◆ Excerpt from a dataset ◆

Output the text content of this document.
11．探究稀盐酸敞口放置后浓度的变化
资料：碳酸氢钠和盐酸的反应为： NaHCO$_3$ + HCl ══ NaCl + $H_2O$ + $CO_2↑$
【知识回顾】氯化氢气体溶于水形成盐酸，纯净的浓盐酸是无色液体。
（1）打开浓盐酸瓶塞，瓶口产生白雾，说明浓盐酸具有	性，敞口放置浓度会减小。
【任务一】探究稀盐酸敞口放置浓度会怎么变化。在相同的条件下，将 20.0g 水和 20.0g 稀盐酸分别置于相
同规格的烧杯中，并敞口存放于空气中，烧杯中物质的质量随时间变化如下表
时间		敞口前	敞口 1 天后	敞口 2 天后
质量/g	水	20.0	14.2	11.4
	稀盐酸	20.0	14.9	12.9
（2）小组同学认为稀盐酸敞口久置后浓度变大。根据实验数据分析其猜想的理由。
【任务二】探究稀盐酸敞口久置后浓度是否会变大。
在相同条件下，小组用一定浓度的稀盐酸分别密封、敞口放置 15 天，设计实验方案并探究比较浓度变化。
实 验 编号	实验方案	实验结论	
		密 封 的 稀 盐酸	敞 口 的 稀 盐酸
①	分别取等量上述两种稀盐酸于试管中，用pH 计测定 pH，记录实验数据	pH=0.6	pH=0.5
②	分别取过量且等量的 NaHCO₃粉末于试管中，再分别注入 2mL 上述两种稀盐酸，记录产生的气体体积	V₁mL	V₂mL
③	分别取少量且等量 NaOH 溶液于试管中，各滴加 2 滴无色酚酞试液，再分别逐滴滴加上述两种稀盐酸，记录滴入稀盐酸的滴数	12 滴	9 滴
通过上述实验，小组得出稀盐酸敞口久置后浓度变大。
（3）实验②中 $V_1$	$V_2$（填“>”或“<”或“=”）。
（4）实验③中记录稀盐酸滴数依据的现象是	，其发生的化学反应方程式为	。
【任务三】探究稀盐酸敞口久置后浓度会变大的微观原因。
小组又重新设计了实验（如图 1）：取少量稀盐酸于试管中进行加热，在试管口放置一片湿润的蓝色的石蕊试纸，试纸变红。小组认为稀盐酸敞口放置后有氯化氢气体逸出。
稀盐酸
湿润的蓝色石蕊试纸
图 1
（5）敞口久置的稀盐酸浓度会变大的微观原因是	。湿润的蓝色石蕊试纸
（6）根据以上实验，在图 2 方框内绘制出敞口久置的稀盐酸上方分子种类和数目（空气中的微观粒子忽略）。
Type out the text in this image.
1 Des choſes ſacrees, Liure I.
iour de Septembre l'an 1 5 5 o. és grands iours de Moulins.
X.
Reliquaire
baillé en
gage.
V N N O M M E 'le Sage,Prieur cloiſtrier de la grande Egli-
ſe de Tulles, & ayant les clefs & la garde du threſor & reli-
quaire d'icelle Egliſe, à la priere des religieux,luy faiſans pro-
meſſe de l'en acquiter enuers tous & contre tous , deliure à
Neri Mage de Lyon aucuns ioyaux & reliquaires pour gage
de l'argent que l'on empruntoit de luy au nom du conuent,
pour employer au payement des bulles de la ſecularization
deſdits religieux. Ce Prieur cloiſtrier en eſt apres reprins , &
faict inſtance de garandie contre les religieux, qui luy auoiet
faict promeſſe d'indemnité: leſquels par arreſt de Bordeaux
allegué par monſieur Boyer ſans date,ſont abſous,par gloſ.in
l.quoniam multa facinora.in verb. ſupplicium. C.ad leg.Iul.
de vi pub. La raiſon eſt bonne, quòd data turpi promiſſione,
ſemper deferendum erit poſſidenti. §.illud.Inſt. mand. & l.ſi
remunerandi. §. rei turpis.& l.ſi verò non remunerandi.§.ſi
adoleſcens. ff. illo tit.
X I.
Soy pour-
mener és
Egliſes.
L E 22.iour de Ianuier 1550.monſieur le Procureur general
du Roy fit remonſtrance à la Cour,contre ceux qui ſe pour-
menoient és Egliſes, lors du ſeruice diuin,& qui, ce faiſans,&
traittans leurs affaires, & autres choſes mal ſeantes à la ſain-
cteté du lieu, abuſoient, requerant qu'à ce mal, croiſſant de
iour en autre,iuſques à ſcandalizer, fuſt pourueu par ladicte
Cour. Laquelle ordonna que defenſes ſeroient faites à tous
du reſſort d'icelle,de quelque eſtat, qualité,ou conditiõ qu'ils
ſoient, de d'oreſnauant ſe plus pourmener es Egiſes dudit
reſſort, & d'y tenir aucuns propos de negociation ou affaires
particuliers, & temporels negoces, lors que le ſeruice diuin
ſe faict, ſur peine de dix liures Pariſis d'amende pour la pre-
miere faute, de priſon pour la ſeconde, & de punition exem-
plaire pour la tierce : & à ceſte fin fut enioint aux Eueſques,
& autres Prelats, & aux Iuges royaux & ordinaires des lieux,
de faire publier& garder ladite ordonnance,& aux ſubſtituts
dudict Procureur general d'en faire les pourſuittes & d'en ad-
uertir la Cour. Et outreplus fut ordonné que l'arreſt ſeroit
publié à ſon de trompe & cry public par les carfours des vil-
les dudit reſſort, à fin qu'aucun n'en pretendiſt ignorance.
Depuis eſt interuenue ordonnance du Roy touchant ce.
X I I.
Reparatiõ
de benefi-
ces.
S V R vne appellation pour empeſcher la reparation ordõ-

◆ Your instructions ◆
The records above are to be copied in full, exactly as written.

◆ Completed task ◆
Output the text content of this document.
11．探究稀盐酸敞口放置后浓度的变化
资料：碳酸氢钠和盐酸的反应为： NaHCO$_3$ + HCl ══ NaCl + $H_2O$ + $CO_2↑$
【知识回顾】氯化氢气体溶于水形成盐酸，纯净的浓盐酸是无色液体。
（1）打开浓盐酸瓶塞，瓶口产生白雾，说明浓盐酸具有	性，敞口放置浓度会减小。
【任务一】探究稀盐酸敞口放置浓度会怎么变化。在相同的条件下，将 20.0g 水和 20.0g 稀盐酸分别置于相
同规格的烧杯中，并敞口存放于空气中，烧杯中物质的质量随时间变化如下表
时间		敞口前	敞口 1 天后	敞口 2 天后
质量/g	水	20.0	14.2	11.4
	稀盐酸	20.0	14.9	12.9
（2）小组同学认为稀盐酸敞口久置后浓度变大。根据实验数据分析其猜想的理由。
【任务二】探究稀盐酸敞口久置后浓度是否会变大。
在相同条件下，小组用一定浓度的稀盐酸分别密封、敞口放置 15 天，设计实验方案并探究比较浓度变化。
实 验 编号	实验方案	实验结论	
		密 封 的 稀 盐酸	敞 口 的 稀 盐酸
①	分别取等量上述两种稀盐酸于试管中，用pH 计测定 pH，记录实验数据	pH=0.6	pH=0.5
②	分别取过量且等量的 NaHCO₃粉末于试管中，再分别注入 2mL 上述两种稀盐酸，记录产生的气体体积	V₁mL	V₂mL
③	分别取少量且等量 NaOH 溶液于试管中，各滴加 2 滴无色酚酞试液，再分别逐滴滴加上述两种稀盐酸，记录滴入稀盐酸的滴数	12 滴	9 滴
通过上述实验，小组得出稀盐酸敞口久置后浓度变大。
（3）实验②中 $V_1$	$V_2$（填“>”或“<”或“=”）。
（4）实验③中记录稀盐酸滴数依据的现象是	，其发生的化学反应方程式为	。
【任务三】探究稀盐酸敞口久置后浓度会变大的微观原因。
小组又重新设计了实验（如图 1）：取少量稀盐酸于试管中进行加热，在试管口放置一片湿润的蓝色的石蕊试纸，试纸变红。小组认为稀盐酸敞口放置后有氯化氢气体逸出。
稀盐酸
湿润的蓝色石蕊试纸
图 1
（5）敞口久置的稀盐酸浓度会变大的微观原因是	。湿润的蓝色石蕊试纸
（6）根据以上实验，在图 2 方框内绘制出敞口久置的稀盐酸上方分子种类和数目（空气中的微观粒子忽略）。
Type out the text in this image.
1 Des choſes ſacrees, Liure I.
iour de Septembre l'an 1 5 5 o. és grands iours de Moulins.
X.
Reliquaire
baillé en
gage.
V N N O M M E 'le Sage,Prieur cloiſtrier de la grande Egli-
ſe de Tulles, & ayant les clefs & la garde du threſor & reli-
quaire d'icelle Egliſe, à la priere des religieux,luy faiſans pro-
meſſe de l'en acquiter enuers tous & contre tous , deliure à
Neri Mage de Lyon aucuns ioyaux & reliquaires pour gage
de l'argent que l'on empruntoit de luy au nom du conuent,
pour employer au payement des bulles de la ſecularization
deſdits religieux. Ce Prieur cloiſtrier en eſt apres reprins , &
faict inſtance de garandie contre les religieux, qui luy auoiet
faict promeſſe d'indemnité: leſquels par arreſt de Bordeaux
allegué par monſieur Boyer ſans date,ſont abſous,par gloſ.in
l.quoniam multa facinora.in verb. ſupplicium. C.ad leg.Iul.
de vi pub. La raiſon eſt bonne, quòd data turpi promiſſione,
ſemper deferendum erit poſſidenti. §.illud.Inſt. mand. & l.ſi
remunerandi. §. rei turpis.& l.ſi verò non remunerandi.§.ſi
adoleſcens. ff. illo tit.
X I.
Soy pour-
mener és
Egliſes.
L E 22.iour de Ianuier 1550.monſieur le Procureur general
du Roy fit remonſtrance à la Cour,contre ceux qui ſe pour-
menoient és Egliſes, lors du ſeruice diuin,& qui, ce faiſans,&
traittans leurs affaires, & autres choſes mal ſeantes à la ſain-
cteté du lieu, abuſoient, requerant qu'à ce mal, croiſſant de
iour en autre,iuſques à ſcandalizer, fuſt pourueu par ladicte
Cour. Laquelle ordonna que defenſes ſeroient faites à tous
du reſſort d'icelle,de quelque eſtat, qualité,ou conditiõ qu'ils
ſoient, de d'oreſnauant ſe plus pourmener es Egiſes dudit
reſſort, & d'y tenir aucuns propos de negociation ou affaires
particuliers, & temporels negoces, lors que le ſeruice diuin
ſe faict, ſur peine de dix liures Pariſis d'amende pour la pre-
miere faute, de priſon pour la ſeconde, & de punition exem-
plaire pour la tierce : & à ceſte fin fut enioint aux Eueſques,
& autres Prelats, & aux Iuges royaux & ordinaires des lieux,
de faire publier& garder ladite ordonnance,& aux ſubſtituts
dudict Procureur general d'en faire les pourſuittes & d'en ad-
uertir la Cour. Et outreplus fut ordonné que l'arreſt ſeroit
publié à ſon de trompe & cry public par les carfours des vil-
les dudit reſſort, à fin qu'aucun n'en pretendiſt ignorance.
Depuis eſt interuenue ordonnance du Roy touchant ce.
X I I.
Reparatiõ
de benefi-
ces.
S V R vne appellation pour empeſcher la reparation ordõ-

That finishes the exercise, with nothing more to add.